Do this
Pull out each line of the data that includes the word "update".
### Data for processing ###
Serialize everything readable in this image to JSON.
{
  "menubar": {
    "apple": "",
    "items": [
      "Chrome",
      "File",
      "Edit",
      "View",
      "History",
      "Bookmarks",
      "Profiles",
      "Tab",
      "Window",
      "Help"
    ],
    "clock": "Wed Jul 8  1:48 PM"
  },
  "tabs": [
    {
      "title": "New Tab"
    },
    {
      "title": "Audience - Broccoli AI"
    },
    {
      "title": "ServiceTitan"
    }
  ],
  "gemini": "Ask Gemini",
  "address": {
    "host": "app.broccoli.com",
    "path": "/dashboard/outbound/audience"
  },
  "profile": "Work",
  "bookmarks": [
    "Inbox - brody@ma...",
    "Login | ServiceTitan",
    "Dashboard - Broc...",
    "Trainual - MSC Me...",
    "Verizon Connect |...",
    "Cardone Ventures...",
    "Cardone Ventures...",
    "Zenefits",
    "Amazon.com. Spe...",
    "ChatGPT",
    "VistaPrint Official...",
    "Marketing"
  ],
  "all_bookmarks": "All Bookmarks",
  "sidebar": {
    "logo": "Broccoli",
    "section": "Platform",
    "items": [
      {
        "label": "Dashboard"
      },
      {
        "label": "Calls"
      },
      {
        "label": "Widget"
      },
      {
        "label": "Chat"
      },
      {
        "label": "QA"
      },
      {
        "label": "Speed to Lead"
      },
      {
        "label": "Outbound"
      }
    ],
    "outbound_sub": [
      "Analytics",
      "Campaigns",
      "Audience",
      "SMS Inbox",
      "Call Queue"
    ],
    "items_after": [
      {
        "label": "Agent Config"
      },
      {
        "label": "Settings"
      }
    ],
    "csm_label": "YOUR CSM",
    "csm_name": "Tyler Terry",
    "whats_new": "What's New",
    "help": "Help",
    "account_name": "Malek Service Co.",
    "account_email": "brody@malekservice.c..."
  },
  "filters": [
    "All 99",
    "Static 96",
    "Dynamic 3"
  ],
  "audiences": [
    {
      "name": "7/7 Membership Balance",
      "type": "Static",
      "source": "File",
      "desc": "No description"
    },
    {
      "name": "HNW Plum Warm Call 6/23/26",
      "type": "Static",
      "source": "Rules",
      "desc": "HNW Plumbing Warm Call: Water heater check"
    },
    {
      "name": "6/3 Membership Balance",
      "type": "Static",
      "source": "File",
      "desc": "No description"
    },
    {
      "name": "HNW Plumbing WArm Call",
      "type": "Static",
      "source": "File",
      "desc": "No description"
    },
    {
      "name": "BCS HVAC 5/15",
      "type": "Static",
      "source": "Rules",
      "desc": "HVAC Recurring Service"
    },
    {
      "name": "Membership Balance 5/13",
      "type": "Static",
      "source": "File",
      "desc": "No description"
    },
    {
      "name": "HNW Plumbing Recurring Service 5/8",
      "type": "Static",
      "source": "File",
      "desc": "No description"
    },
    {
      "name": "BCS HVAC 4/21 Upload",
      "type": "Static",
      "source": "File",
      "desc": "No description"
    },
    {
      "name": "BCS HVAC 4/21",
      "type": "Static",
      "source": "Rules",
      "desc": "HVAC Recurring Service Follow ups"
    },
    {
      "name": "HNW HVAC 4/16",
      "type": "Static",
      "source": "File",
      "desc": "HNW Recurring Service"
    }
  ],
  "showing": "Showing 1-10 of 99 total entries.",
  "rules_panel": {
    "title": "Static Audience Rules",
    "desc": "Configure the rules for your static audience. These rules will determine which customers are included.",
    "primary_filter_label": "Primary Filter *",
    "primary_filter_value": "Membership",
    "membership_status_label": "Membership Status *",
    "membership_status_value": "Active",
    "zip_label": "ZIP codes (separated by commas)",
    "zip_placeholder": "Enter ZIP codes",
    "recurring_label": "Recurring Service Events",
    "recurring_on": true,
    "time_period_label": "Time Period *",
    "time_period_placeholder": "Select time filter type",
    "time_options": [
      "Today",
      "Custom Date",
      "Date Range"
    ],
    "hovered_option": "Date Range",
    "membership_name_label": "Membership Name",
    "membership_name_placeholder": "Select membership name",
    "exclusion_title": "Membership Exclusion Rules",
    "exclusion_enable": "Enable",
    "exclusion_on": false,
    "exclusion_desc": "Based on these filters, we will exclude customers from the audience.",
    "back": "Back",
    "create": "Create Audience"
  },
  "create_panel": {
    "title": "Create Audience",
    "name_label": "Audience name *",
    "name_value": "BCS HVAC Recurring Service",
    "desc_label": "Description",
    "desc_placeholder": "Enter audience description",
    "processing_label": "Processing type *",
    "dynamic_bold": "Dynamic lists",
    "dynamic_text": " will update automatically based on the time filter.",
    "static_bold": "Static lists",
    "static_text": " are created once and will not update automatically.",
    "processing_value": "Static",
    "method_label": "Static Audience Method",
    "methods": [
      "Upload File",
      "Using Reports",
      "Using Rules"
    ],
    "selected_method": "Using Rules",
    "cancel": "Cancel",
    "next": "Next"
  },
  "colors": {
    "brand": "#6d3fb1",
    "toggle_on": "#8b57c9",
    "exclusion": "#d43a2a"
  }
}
###
Answer to this task
    "dynamic_text": " will update automatically based on the time filter.",
    "static_text": " are created once and will not update automatically.",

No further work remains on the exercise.